GOAL OF THE EXERCISE
Among the lines below, tally those that hold "douleurs". Return the number and nothing more.

Collection entries:
::::::::

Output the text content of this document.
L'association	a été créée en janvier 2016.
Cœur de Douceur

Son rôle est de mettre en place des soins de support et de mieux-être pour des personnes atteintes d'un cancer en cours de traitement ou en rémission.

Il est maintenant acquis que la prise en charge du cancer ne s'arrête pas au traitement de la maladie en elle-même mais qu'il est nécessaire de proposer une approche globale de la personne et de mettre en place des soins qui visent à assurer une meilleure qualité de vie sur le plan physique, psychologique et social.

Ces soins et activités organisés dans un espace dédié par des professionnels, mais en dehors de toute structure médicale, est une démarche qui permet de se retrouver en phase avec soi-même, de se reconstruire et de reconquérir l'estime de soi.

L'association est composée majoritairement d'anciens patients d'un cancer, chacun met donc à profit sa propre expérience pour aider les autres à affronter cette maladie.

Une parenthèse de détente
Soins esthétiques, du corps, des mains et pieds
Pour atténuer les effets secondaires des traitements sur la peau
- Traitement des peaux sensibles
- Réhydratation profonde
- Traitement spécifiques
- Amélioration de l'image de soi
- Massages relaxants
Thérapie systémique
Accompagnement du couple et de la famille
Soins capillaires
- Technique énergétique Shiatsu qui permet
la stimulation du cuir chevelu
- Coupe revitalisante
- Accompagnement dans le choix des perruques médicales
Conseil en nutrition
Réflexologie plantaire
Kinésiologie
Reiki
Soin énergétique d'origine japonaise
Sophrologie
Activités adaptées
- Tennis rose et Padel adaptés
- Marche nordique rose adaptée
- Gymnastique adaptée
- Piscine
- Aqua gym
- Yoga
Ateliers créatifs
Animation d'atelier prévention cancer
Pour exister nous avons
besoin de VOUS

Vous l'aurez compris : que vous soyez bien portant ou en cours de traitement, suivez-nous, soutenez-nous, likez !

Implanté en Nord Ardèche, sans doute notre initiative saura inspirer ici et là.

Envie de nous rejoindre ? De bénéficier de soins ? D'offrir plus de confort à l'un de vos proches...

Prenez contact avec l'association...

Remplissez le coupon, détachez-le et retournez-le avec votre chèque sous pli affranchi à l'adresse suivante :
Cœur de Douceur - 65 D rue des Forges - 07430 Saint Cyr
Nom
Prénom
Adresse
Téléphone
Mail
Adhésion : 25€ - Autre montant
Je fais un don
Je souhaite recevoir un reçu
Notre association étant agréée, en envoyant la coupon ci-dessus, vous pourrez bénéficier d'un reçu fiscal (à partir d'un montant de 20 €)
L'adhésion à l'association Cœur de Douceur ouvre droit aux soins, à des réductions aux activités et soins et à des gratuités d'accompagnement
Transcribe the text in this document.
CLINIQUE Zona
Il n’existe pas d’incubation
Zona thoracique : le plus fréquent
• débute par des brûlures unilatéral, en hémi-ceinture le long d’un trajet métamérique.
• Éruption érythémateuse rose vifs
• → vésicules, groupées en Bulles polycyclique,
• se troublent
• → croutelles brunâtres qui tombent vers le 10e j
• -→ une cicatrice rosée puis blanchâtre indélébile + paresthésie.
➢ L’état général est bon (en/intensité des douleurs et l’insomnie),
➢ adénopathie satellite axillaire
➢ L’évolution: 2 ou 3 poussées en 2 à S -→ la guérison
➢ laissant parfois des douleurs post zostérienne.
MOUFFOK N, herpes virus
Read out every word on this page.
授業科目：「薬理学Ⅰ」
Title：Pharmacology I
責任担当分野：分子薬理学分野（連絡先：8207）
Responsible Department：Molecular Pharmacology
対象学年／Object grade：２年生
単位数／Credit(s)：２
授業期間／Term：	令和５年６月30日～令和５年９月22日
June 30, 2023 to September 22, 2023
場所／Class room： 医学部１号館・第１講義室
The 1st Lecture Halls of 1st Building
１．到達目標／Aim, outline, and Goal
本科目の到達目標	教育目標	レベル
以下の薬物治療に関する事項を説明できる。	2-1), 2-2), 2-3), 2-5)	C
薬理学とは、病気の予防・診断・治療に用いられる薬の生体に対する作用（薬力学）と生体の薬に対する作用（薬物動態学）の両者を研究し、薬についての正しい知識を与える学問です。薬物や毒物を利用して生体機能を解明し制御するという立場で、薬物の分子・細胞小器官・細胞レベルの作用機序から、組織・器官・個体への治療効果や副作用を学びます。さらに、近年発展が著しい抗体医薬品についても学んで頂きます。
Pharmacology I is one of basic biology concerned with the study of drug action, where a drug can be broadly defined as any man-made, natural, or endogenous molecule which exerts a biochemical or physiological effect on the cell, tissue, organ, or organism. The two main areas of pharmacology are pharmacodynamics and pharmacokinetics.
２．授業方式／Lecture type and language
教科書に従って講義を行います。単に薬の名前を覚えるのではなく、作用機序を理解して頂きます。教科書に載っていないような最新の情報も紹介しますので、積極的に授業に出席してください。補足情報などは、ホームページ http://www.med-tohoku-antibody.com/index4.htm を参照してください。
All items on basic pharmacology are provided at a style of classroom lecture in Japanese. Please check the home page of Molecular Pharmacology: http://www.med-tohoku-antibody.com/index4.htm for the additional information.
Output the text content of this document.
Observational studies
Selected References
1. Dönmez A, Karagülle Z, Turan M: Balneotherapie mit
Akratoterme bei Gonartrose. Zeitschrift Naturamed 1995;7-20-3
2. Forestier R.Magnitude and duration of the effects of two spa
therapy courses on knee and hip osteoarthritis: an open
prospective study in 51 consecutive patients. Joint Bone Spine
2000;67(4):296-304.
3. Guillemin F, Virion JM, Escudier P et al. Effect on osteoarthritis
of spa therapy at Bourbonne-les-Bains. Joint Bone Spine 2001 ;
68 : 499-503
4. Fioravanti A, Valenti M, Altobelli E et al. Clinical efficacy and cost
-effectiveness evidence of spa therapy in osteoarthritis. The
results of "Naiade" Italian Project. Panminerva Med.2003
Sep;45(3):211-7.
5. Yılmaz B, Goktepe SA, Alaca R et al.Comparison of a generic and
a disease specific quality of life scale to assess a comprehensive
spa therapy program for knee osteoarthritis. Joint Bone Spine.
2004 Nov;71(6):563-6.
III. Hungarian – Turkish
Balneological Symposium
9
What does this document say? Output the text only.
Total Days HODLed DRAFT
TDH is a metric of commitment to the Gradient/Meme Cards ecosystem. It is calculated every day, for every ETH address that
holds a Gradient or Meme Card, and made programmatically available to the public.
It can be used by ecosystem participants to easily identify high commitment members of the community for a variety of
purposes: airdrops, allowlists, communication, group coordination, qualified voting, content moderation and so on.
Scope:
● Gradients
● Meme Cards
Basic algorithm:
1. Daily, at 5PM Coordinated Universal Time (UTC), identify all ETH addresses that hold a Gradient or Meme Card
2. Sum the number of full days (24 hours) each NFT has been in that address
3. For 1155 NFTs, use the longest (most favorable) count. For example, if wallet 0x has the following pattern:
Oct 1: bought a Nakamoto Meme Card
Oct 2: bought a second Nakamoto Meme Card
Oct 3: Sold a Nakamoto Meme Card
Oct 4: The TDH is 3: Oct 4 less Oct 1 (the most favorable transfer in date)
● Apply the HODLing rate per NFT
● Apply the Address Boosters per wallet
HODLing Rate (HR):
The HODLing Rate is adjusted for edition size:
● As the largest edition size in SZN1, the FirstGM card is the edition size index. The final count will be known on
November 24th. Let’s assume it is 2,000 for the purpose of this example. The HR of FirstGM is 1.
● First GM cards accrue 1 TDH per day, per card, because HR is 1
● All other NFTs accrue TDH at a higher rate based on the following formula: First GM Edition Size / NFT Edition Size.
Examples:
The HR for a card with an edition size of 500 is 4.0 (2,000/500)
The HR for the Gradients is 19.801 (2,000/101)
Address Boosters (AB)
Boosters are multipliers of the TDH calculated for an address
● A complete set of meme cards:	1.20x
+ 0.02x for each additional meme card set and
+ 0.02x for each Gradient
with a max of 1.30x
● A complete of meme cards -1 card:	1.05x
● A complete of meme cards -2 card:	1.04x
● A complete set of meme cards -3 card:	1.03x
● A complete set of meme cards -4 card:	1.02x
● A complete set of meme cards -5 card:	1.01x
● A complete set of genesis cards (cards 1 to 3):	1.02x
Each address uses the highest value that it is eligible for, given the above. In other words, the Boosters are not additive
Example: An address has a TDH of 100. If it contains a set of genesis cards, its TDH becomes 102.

::::::::

SOLUTION FOR THIS EXERCISE
2